- **What you should do**
Every record should be written out exactly, with the pictures left out.

- **Listing**
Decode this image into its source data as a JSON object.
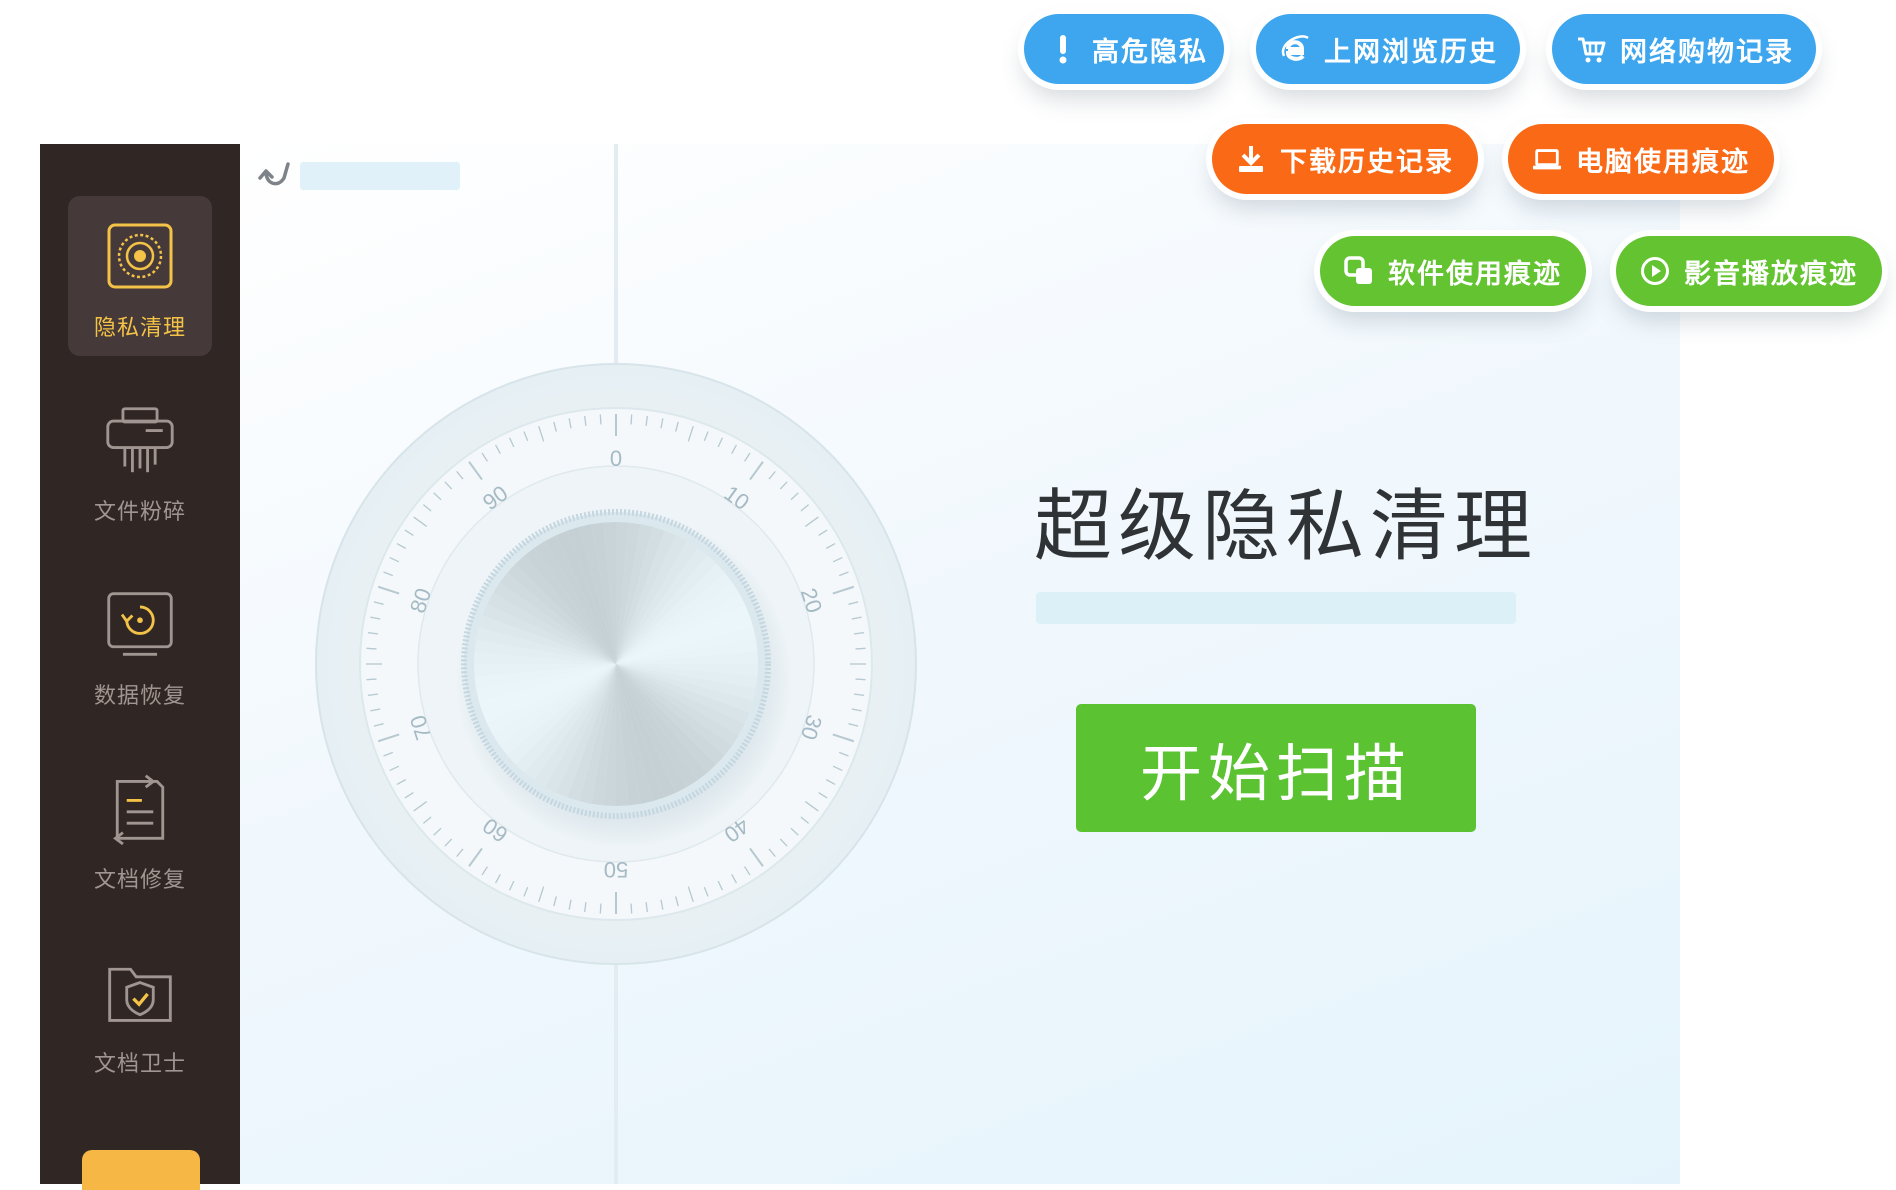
{
  "sidebar": {
    "items": [
      {
        "label": "隐私清理",
        "icon": "privacy-clean-icon",
        "active": true
      },
      {
        "label": "文件粉碎",
        "icon": "file-shredder-icon",
        "active": false
      },
      {
        "label": "数据恢复",
        "icon": "data-recovery-icon",
        "active": false
      },
      {
        "label": "文档修复",
        "icon": "document-repair-icon",
        "active": false
      },
      {
        "label": "文档卫士",
        "icon": "document-guard-icon",
        "active": false
      }
    ],
    "colors": {
      "background": "#302725",
      "active_item": "#45393a",
      "active_label": "#f3c247",
      "label": "#a09590",
      "accent": "#f7b745"
    }
  },
  "main": {
    "title": "超级隐私清理",
    "scan_button_label": "开始扫描",
    "scan_button_color": "#5bc232"
  },
  "dial": {
    "tick_labels": [
      "0",
      "10",
      "20",
      "30",
      "40",
      "50",
      "60",
      "70",
      "80",
      "90"
    ]
  },
  "categories": [
    {
      "label": "高危隐私",
      "color": "#3da6ee",
      "icon": "exclamation-icon"
    },
    {
      "label": "上网浏览历史",
      "color": "#3da6ee",
      "icon": "ie-browser-icon"
    },
    {
      "label": "网络购物记录",
      "color": "#3da6ee",
      "icon": "shopping-cart-icon"
    },
    {
      "label": "下载历史记录",
      "color": "#fa6a16",
      "icon": "download-icon"
    },
    {
      "label": "电脑使用痕迹",
      "color": "#fa6a16",
      "icon": "laptop-icon"
    },
    {
      "label": "软件使用痕迹",
      "color": "#63c330",
      "icon": "app-windows-icon"
    },
    {
      "label": "影音播放痕迹",
      "color": "#63c330",
      "icon": "play-icon"
    }
  ]
}
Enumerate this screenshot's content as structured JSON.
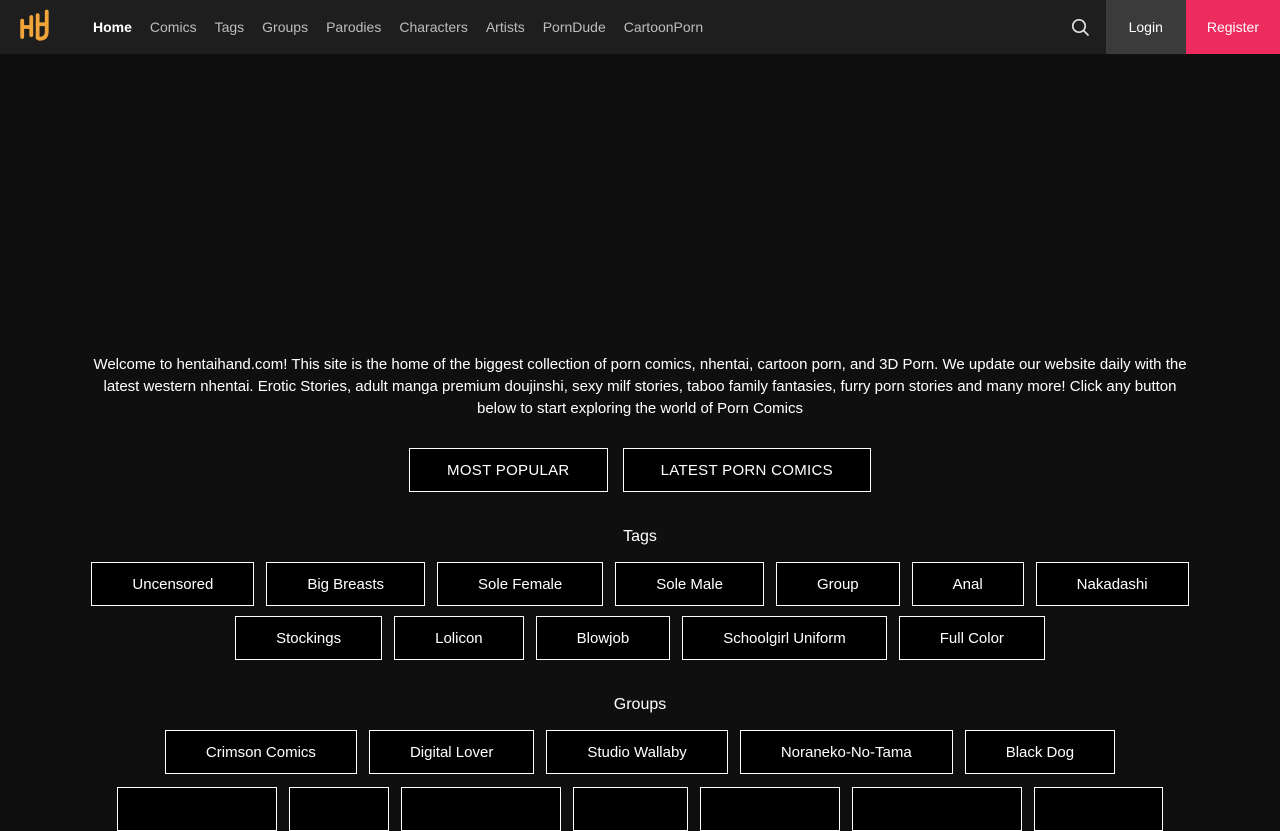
{
  "navbar": {
    "logo": "HH-monogram",
    "items": [
      "Home",
      "Comics",
      "Tags",
      "Groups",
      "Parodies",
      "Characters",
      "Artists",
      "PornDude",
      "CartoonPorn"
    ],
    "active_item": "Home",
    "search_icon": "magnifying-glass",
    "login_label": "Login",
    "register_label": "Register"
  },
  "intro": {
    "text": "Welcome to hentaihand.com! This site is the home of the biggest collection of porn comics, nhentai, cartoon porn, and 3D Porn. We update our website daily with the latest western nhentai. Erotic Stories, adult manga premium doujinshi, sexy milf stories, taboo family fantasies, furry porn stories and many more! Click any button below to start exploring the world of Porn Comics"
  },
  "cta": {
    "most_popular": "MOST POPULAR",
    "latest_comics": "LATEST PORN COMICS"
  },
  "tags": {
    "heading": "Tags",
    "row1": [
      "Uncensored",
      "Big Breasts",
      "Sole Female",
      "Sole Male",
      "Group",
      "Anal",
      "Nakadashi"
    ],
    "row2": [
      "Stockings",
      "Lolicon",
      "Blowjob",
      "Schoolgirl Uniform",
      "Full Color"
    ]
  },
  "groups": {
    "heading": "Groups",
    "row1": [
      "Crimson Comics",
      "Digital Lover",
      "Studio Wallaby",
      "Noraneko-No-Tama",
      "Black Dog"
    ],
    "partial_row_button_count": 7
  },
  "colors": {
    "accent_pink": "#ee2b5e",
    "logo_orange": "#f0a43a",
    "navbar_bg": "#1e1e1e",
    "login_bg": "#3b3b3b",
    "page_bg": "#0f0f0f",
    "button_border": "#ffffff"
  }
}
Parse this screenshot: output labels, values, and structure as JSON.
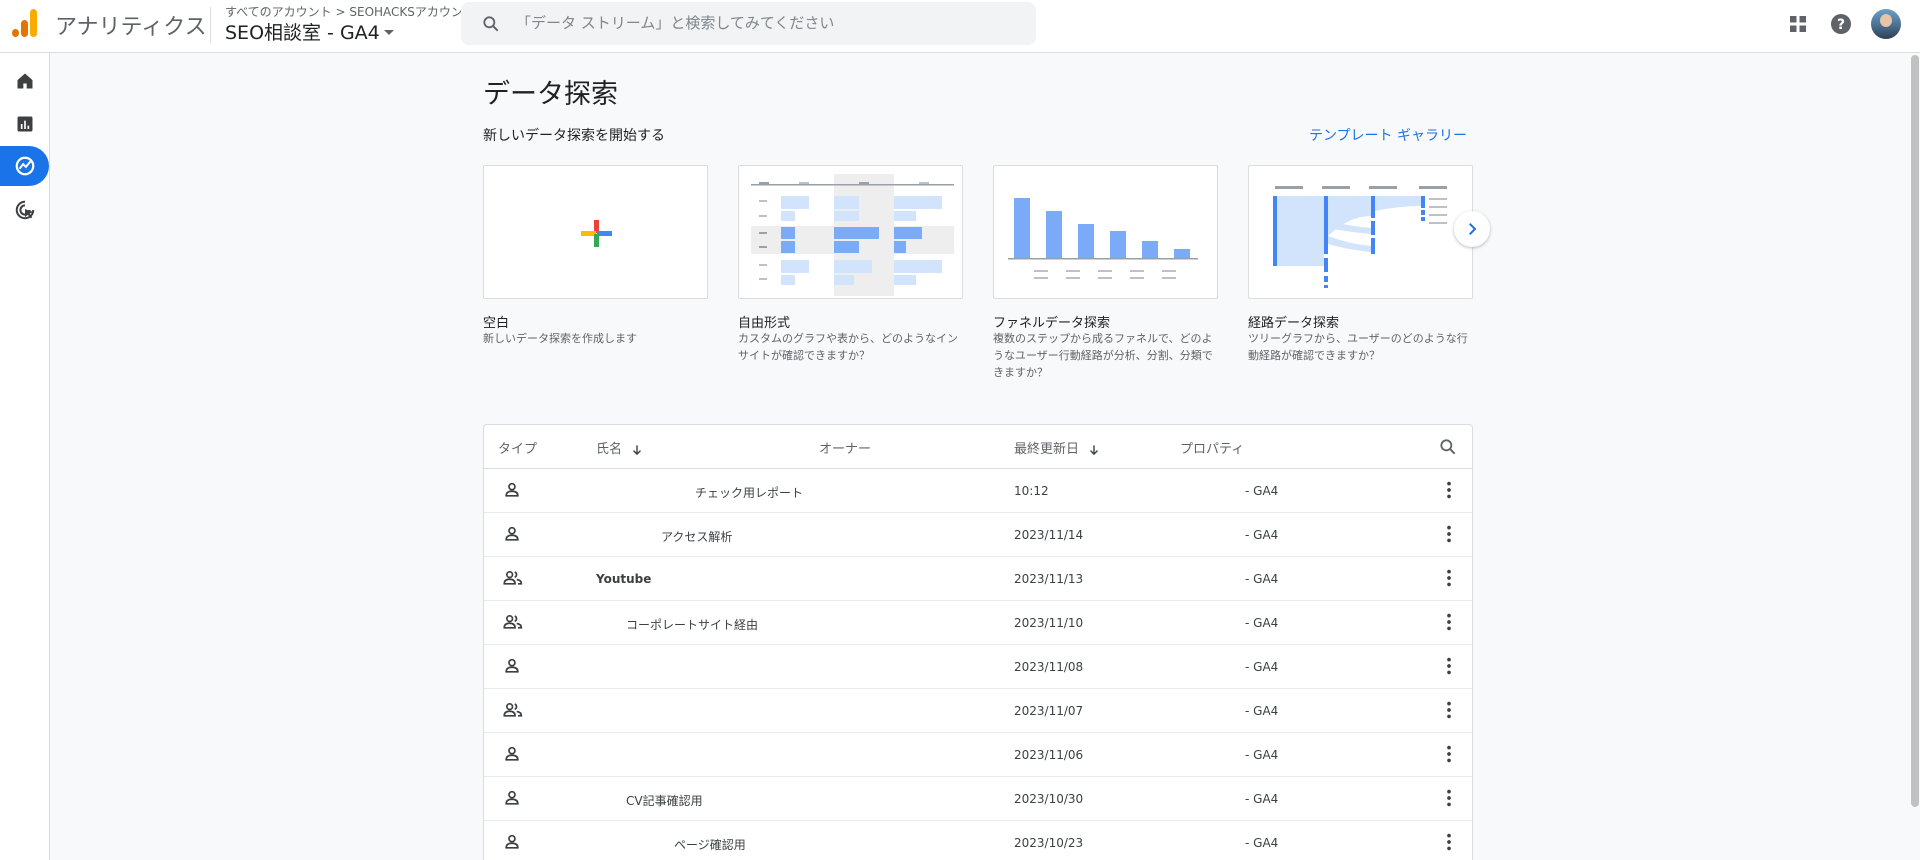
{
  "header": {
    "app_name": "アナリティクス",
    "breadcrumb": "すべてのアカウント > SEOHACKSアカウント",
    "property": "SEO相談室 - GA4",
    "search_placeholder": "「データ ストリーム」と検索してみてください"
  },
  "page": {
    "title": "データ探索",
    "start_label": "新しいデータ探索を開始する",
    "template_gallery": "テンプレート ギャラリー"
  },
  "templates": [
    {
      "title": "空白",
      "desc": "新しいデータ探索を作成します"
    },
    {
      "title": "自由形式",
      "desc": "カスタムのグラフや表から、どのようなインサイトが確認できますか？"
    },
    {
      "title": "ファネルデータ探索",
      "desc": "複数のステップから成るファネルで、どのようなユーザー行動経路が分析、分割、分類できますか？"
    },
    {
      "title": "経路データ探索",
      "desc": "ツリーグラフから、ユーザーのどのような行動経路が確認できますか？"
    }
  ],
  "table": {
    "headers": {
      "type": "タイプ",
      "name": "氏名",
      "owner": "オーナー",
      "updated": "最終更新日",
      "property": "プロパティ"
    },
    "rows": [
      {
        "type": "personal",
        "name": "チェック用レポート",
        "date": "10:12",
        "property": "- GA4"
      },
      {
        "type": "personal",
        "name": "アクセス解析",
        "date": "2023/11/14",
        "property": "- GA4"
      },
      {
        "type": "shared",
        "name": "Youtube",
        "date": "2023/11/13",
        "property": "- GA4"
      },
      {
        "type": "shared",
        "name": "コーポレートサイト経由",
        "date": "2023/11/10",
        "property": "- GA4"
      },
      {
        "type": "personal",
        "name": "",
        "date": "2023/11/08",
        "property": "- GA4"
      },
      {
        "type": "shared",
        "name": "",
        "date": "2023/11/07",
        "property": "- GA4"
      },
      {
        "type": "personal",
        "name": "",
        "date": "2023/11/06",
        "property": "- GA4"
      },
      {
        "type": "personal",
        "name": "CV記事確認用",
        "date": "2023/10/30",
        "property": "- GA4"
      },
      {
        "type": "personal",
        "name": "ページ確認用",
        "date": "2023/10/23",
        "property": "- GA4"
      }
    ]
  },
  "colors": {
    "accent": "#1a73e8",
    "logo_orange": "#f9ab00",
    "logo_dark_orange": "#e37400",
    "bar_blue": "#7baaf7",
    "bar_light": "#d2e3fc"
  }
}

- **Correct response**
Decode this image into its source data as a JSON object.
{
  "sidebar": {
    "items": [
      {
        "label": "隐私清理",
        "icon": "privacy-clean-icon",
        "active": true
      },
      {
        "label": "文件粉碎",
        "icon": "file-shredder-icon",
        "active": false
      },
      {
        "label": "数据恢复",
        "icon": "data-recovery-icon",
        "active": false
      },
      {
        "label": "文档修复",
        "icon": "document-repair-icon",
        "active": false
      },
      {
        "label": "文档卫士",
        "icon": "document-guard-icon",
        "active": false
      }
    ],
    "colors": {
      "background": "#302725",
      "active_item": "#45393a",
      "active_label": "#f3c247",
      "label": "#a09590",
      "accent": "#f7b745"
    }
  },
  "main": {
    "title": "超级隐私清理",
    "scan_button_label": "开始扫描",
    "scan_button_color": "#5bc232"
  },
  "dial": {
    "tick_labels": [
      "0",
      "10",
      "20",
      "30",
      "40",
      "50",
      "60",
      "70",
      "80",
      "90"
    ]
  },
  "categories": [
    {
      "label": "高危隐私",
      "color": "#3da6ee",
      "icon": "exclamation-icon"
    },
    {
      "label": "上网浏览历史",
      "color": "#3da6ee",
      "icon": "ie-browser-icon"
    },
    {
      "label": "网络购物记录",
      "color": "#3da6ee",
      "icon": "shopping-cart-icon"
    },
    {
      "label": "下载历史记录",
      "color": "#fa6a16",
      "icon": "download-icon"
    },
    {
      "label": "电脑使用痕迹",
      "color": "#fa6a16",
      "icon": "laptop-icon"
    },
    {
      "label": "软件使用痕迹",
      "color": "#63c330",
      "icon": "app-windows-icon"
    },
    {
      "label": "影音播放痕迹",
      "color": "#63c330",
      "icon": "play-icon"
    }
  ]
}
Enumerate this screenshot's content as structured JSON.
{
  "navbar": {
    "logo": "HH-monogram",
    "items": [
      "Home",
      "Comics",
      "Tags",
      "Groups",
      "Parodies",
      "Characters",
      "Artists",
      "PornDude",
      "CartoonPorn"
    ],
    "active_item": "Home",
    "search_icon": "magnifying-glass",
    "login_label": "Login",
    "register_label": "Register"
  },
  "intro": {
    "text": "Welcome to hentaihand.com! This site is the home of the biggest collection of porn comics, nhentai, cartoon porn, and 3D Porn. We update our website daily with the latest western nhentai. Erotic Stories, adult manga premium doujinshi, sexy milf stories, taboo family fantasies, furry porn stories and many more! Click any button below to start exploring the world of Porn Comics"
  },
  "cta": {
    "most_popular": "MOST POPULAR",
    "latest_comics": "LATEST PORN COMICS"
  },
  "tags": {
    "heading": "Tags",
    "row1": [
      "Uncensored",
      "Big Breasts",
      "Sole Female",
      "Sole Male",
      "Group",
      "Anal",
      "Nakadashi"
    ],
    "row2": [
      "Stockings",
      "Lolicon",
      "Blowjob",
      "Schoolgirl Uniform",
      "Full Color"
    ]
  },
  "groups": {
    "heading": "Groups",
    "row1": [
      "Crimson Comics",
      "Digital Lover",
      "Studio Wallaby",
      "Noraneko-No-Tama",
      "Black Dog"
    ],
    "partial_row_button_count": 7
  },
  "colors": {
    "accent_pink": "#ee2b5e",
    "logo_orange": "#f0a43a",
    "navbar_bg": "#1e1e1e",
    "login_bg": "#3b3b3b",
    "page_bg": "#0f0f0f",
    "button_border": "#ffffff"
  }
}
Parse this screenshot: output labels, values, and structure as JSON.
{
  "header": {
    "app_name": "アナリティクス",
    "breadcrumb": "すべてのアカウント > SEOHACKSアカウント",
    "property": "SEO相談室 - GA4",
    "search_placeholder": "「データ ストリーム」と検索してみてください"
  },
  "page": {
    "title": "データ探索",
    "start_label": "新しいデータ探索を開始する",
    "template_gallery": "テンプレート ギャラリー"
  },
  "templates": [
    {
      "title": "空白",
      "desc": "新しいデータ探索を作成します"
    },
    {
      "title": "自由形式",
      "desc": "カスタムのグラフや表から、どのようなインサイトが確認できますか？"
    },
    {
      "title": "ファネルデータ探索",
      "desc": "複数のステップから成るファネルで、どのようなユーザー行動経路が分析、分割、分類できますか？"
    },
    {
      "title": "経路データ探索",
      "desc": "ツリーグラフから、ユーザーのどのような行動経路が確認できますか？"
    }
  ],
  "table": {
    "headers": {
      "type": "タイプ",
      "name": "氏名",
      "owner": "オーナー",
      "updated": "最終更新日",
      "property": "プロパティ"
    },
    "rows": [
      {
        "type": "personal",
        "name": "チェック用レポート",
        "date": "10:12",
        "property": "- GA4"
      },
      {
        "type": "personal",
        "name": "アクセス解析",
        "date": "2023/11/14",
        "property": "- GA4"
      },
      {
        "type": "shared",
        "name": "Youtube",
        "date": "2023/11/13",
        "property": "- GA4"
      },
      {
        "type": "shared",
        "name": "コーポレートサイト経由",
        "date": "2023/11/10",
        "property": "- GA4"
      },
      {
        "type": "personal",
        "name": "",
        "date": "2023/11/08",
        "property": "- GA4"
      },
      {
        "type": "shared",
        "name": "",
        "date": "2023/11/07",
        "property": "- GA4"
      },
      {
        "type": "personal",
        "name": "",
        "date": "2023/11/06",
        "property": "- GA4"
      },
      {
        "type": "personal",
        "name": "CV記事確認用",
        "date": "2023/10/30",
        "property": "- GA4"
      },
      {
        "type": "personal",
        "name": "ページ確認用",
        "date": "2023/10/23",
        "property": "- GA4"
      }
    ]
  },
  "colors": {
    "accent": "#1a73e8",
    "logo_orange": "#f9ab00",
    "logo_dark_orange": "#e37400",
    "bar_blue": "#7baaf7",
    "bar_light": "#d2e3fc"
  }
}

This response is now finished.